• **WHAT TO PRODUCE**
Return all of the entries word for word, but omit the pictures they contain.

— Start RECORDS FOR THE TASK —

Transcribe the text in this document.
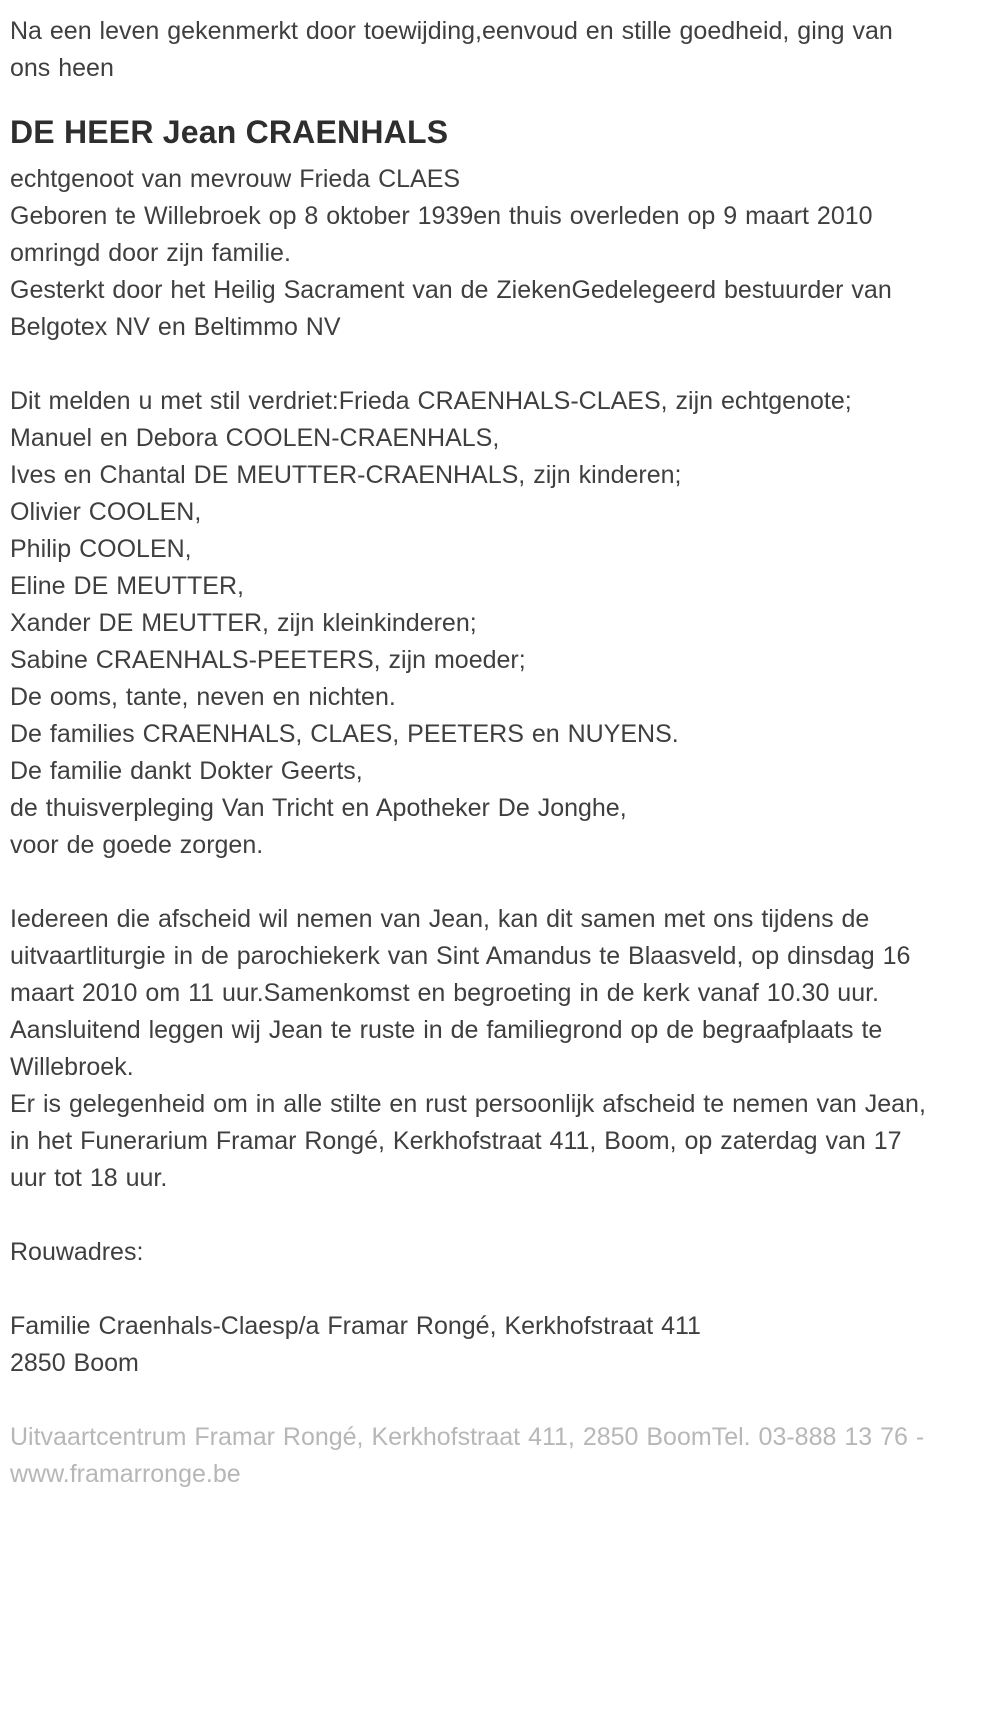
Na een leven gekenmerkt door toewijding,eenvoud en stille goedheid, ging van ons heen
DE HEER Jean CRAENHALS
echtgenoot van mevrouw Frieda CLAES
Geboren te Willebroek op 8 oktober 1939en thuis overleden op 9 maart 2010
omringd door zijn familie.
Gesterkt door het Heilig Sacrament van de ZiekenGedelegeerd bestuurder van Belgotex NV en Beltimmo NV
Dit melden u met stil verdriet:Frieda CRAENHALS-CLAES, zijn echtgenote;
Manuel en Debora COOLEN-CRAENHALS,
Ives en Chantal DE MEUTTER-CRAENHALS, zijn kinderen;
Olivier COOLEN,
Philip COOLEN,
Eline DE MEUTTER,
Xander DE MEUTTER, zijn kleinkinderen;
Sabine CRAENHALS-PEETERS, zijn moeder;
De ooms, tante, neven en nichten.
De families CRAENHALS, CLAES, PEETERS en NUYENS.
De familie dankt Dokter Geerts,
de thuisverpleging Van Tricht en Apotheker De Jonghe,
voor de goede zorgen.
Iedereen die afscheid wil nemen van Jean, kan dit samen met ons tijdens de uitvaartliturgie in de parochiekerk van Sint Amandus te Blaasveld, op dinsdag 16 maart 2010 om 11 uur.Samenkomst en begroeting in de kerk vanaf 10.30 uur.
Aansluitend leggen wij Jean te ruste in de familiegrond op de begraafplaats te Willebroek.
Er is gelegenheid om in alle stilte en rust persoonlijk afscheid te nemen van Jean, in het Funerarium Framar Rongé, Kerkhofstraat 411, Boom, op zaterdag van 17 uur tot 18 uur.
Rouwadres:
Familie Craenhals-Claesp/a Framar Rongé, Kerkhofstraat 411
2850 Boom
Uitvaartcentrum Framar Rongé, Kerkhofstraat 411, 2850 BoomTel. 03-888 13 76 - www.framarronge.be
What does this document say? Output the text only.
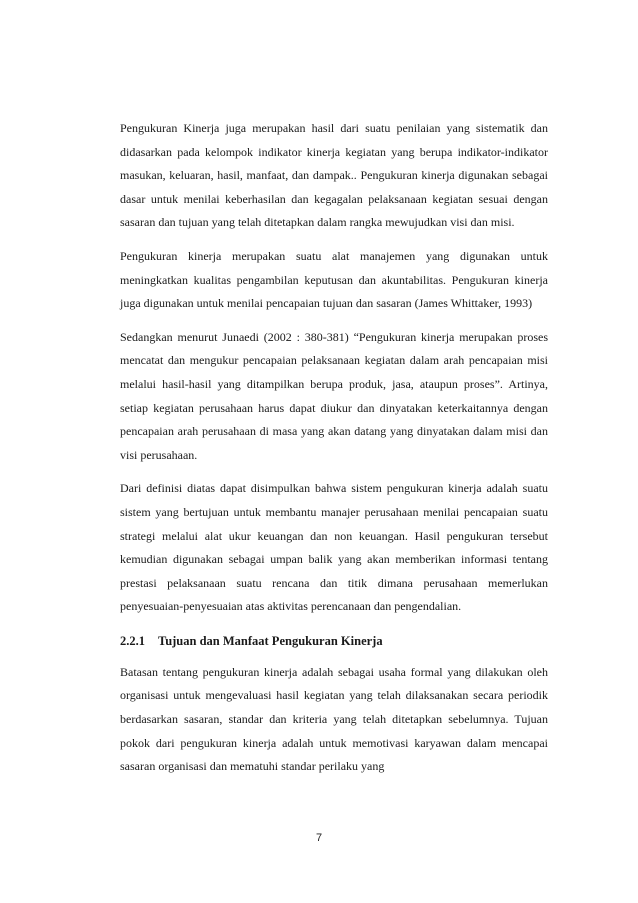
Pengukuran Kinerja juga merupakan hasil dari suatu penilaian yang sistematik dan didasarkan pada kelompok indikator kinerja kegiatan yang berupa indikator-indikator masukan, keluaran, hasil, manfaat, dan dampak.. Pengukuran kinerja digunakan sebagai dasar untuk menilai keberhasilan dan kegagalan pelaksanaan kegiatan sesuai dengan sasaran dan tujuan yang telah ditetapkan dalam rangka mewujudkan visi dan misi.

Pengukuran kinerja merupakan suatu alat manajemen yang digunakan untuk meningkatkan kualitas pengambilan keputusan dan akuntabilitas. Pengukuran kinerja juga digunakan untuk menilai pencapaian tujuan dan sasaran (James Whittaker, 1993)

Sedangkan menurut Junaedi (2002 : 380-381) “Pengukuran kinerja merupakan proses mencatat dan mengukur pencapaian pelaksanaan kegiatan dalam arah pencapaian misi melalui hasil-hasil yang ditampilkan berupa produk, jasa, ataupun proses”. Artinya, setiap kegiatan perusahaan harus dapat diukur dan dinyatakan keterkaitannya dengan pencapaian arah perusahaan di masa yang akan datang yang dinyatakan dalam misi dan visi perusahaan.

Dari definisi diatas dapat disimpulkan bahwa sistem pengukuran kinerja adalah suatu sistem yang bertujuan untuk membantu manajer perusahaan menilai pencapaian suatu strategi melalui alat ukur keuangan dan non keuangan. Hasil pengukuran tersebut kemudian digunakan sebagai umpan balik yang akan memberikan informasi tentang prestasi pelaksanaan suatu rencana dan titik dimana perusahaan memerlukan penyesuaian-penyesuaian atas aktivitas perencanaan dan pengendalian.

2.2.1 Tujuan dan Manfaat Pengukuran Kinerja

Batasan tentang pengukuran kinerja adalah sebagai usaha formal yang dilakukan oleh organisasi untuk mengevaluasi hasil kegiatan yang telah dilaksanakan secara periodik berdasarkan sasaran, standar dan kriteria yang telah ditetapkan sebelumnya. Tujuan pokok dari pengukuran kinerja adalah untuk memotivasi karyawan dalam mencapai sasaran organisasi dan mematuhi standar perilaku yang

7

— End RECORDS FOR THE TASK —

• **SOLUTION TO THIS PROBLEM**
Transcribe the text in this document.
Na een leven gekenmerkt door toewijding,eenvoud en stille goedheid, ging van ons heen
DE HEER Jean CRAENHALS
echtgenoot van mevrouw Frieda CLAES
Geboren te Willebroek op 8 oktober 1939en thuis overleden op 9 maart 2010
omringd door zijn familie.
Gesterkt door het Heilig Sacrament van de ZiekenGedelegeerd bestuurder van Belgotex NV en Beltimmo NV
Dit melden u met stil verdriet:Frieda CRAENHALS-CLAES, zijn echtgenote;
Manuel en Debora COOLEN-CRAENHALS,
Ives en Chantal DE MEUTTER-CRAENHALS, zijn kinderen;
Olivier COOLEN,
Philip COOLEN,
Eline DE MEUTTER,
Xander DE MEUTTER, zijn kleinkinderen;
Sabine CRAENHALS-PEETERS, zijn moeder;
De ooms, tante, neven en nichten.
De families CRAENHALS, CLAES, PEETERS en NUYENS.
De familie dankt Dokter Geerts,
de thuisverpleging Van Tricht en Apotheker De Jonghe,
voor de goede zorgen.
Iedereen die afscheid wil nemen van Jean, kan dit samen met ons tijdens de uitvaartliturgie in de parochiekerk van Sint Amandus te Blaasveld, op dinsdag 16 maart 2010 om 11 uur.Samenkomst en begroeting in de kerk vanaf 10.30 uur.
Aansluitend leggen wij Jean te ruste in de familiegrond op de begraafplaats te Willebroek.
Er is gelegenheid om in alle stilte en rust persoonlijk afscheid te nemen van Jean, in het Funerarium Framar Rongé, Kerkhofstraat 411, Boom, op zaterdag van 17 uur tot 18 uur.
Rouwadres:
Familie Craenhals-Claesp/a Framar Rongé, Kerkhofstraat 411
2850 Boom
Uitvaartcentrum Framar Rongé, Kerkhofstraat 411, 2850 BoomTel. 03-888 13 76 - www.framarronge.be
What does this document say? Output the text only.
Pengukuran Kinerja juga merupakan hasil dari suatu penilaian yang sistematik dan didasarkan pada kelompok indikator kinerja kegiatan yang berupa indikator-indikator masukan, keluaran, hasil, manfaat, dan dampak.. Pengukuran kinerja digunakan sebagai dasar untuk menilai keberhasilan dan kegagalan pelaksanaan kegiatan sesuai dengan sasaran dan tujuan yang telah ditetapkan dalam rangka mewujudkan visi dan misi.

Pengukuran kinerja merupakan suatu alat manajemen yang digunakan untuk meningkatkan kualitas pengambilan keputusan dan akuntabilitas. Pengukuran kinerja juga digunakan untuk menilai pencapaian tujuan dan sasaran (James Whittaker, 1993)

Sedangkan menurut Junaedi (2002 : 380-381) “Pengukuran kinerja merupakan proses mencatat dan mengukur pencapaian pelaksanaan kegiatan dalam arah pencapaian misi melalui hasil-hasil yang ditampilkan berupa produk, jasa, ataupun proses”. Artinya, setiap kegiatan perusahaan harus dapat diukur dan dinyatakan keterkaitannya dengan pencapaian arah perusahaan di masa yang akan datang yang dinyatakan dalam misi dan visi perusahaan.

Dari definisi diatas dapat disimpulkan bahwa sistem pengukuran kinerja adalah suatu sistem yang bertujuan untuk membantu manajer perusahaan menilai pencapaian suatu strategi melalui alat ukur keuangan dan non keuangan. Hasil pengukuran tersebut kemudian digunakan sebagai umpan balik yang akan memberikan informasi tentang prestasi pelaksanaan suatu rencana dan titik dimana perusahaan memerlukan penyesuaian-penyesuaian atas aktivitas perencanaan dan pengendalian.

2.2.1 Tujuan dan Manfaat Pengukuran Kinerja

Batasan tentang pengukuran kinerja adalah sebagai usaha formal yang dilakukan oleh organisasi untuk mengevaluasi hasil kegiatan yang telah dilaksanakan secara periodik berdasarkan sasaran, standar dan kriteria yang telah ditetapkan sebelumnya. Tujuan pokok dari pengukuran kinerja adalah untuk memotivasi karyawan dalam mencapai sasaran organisasi dan mematuhi standar perilaku yang

7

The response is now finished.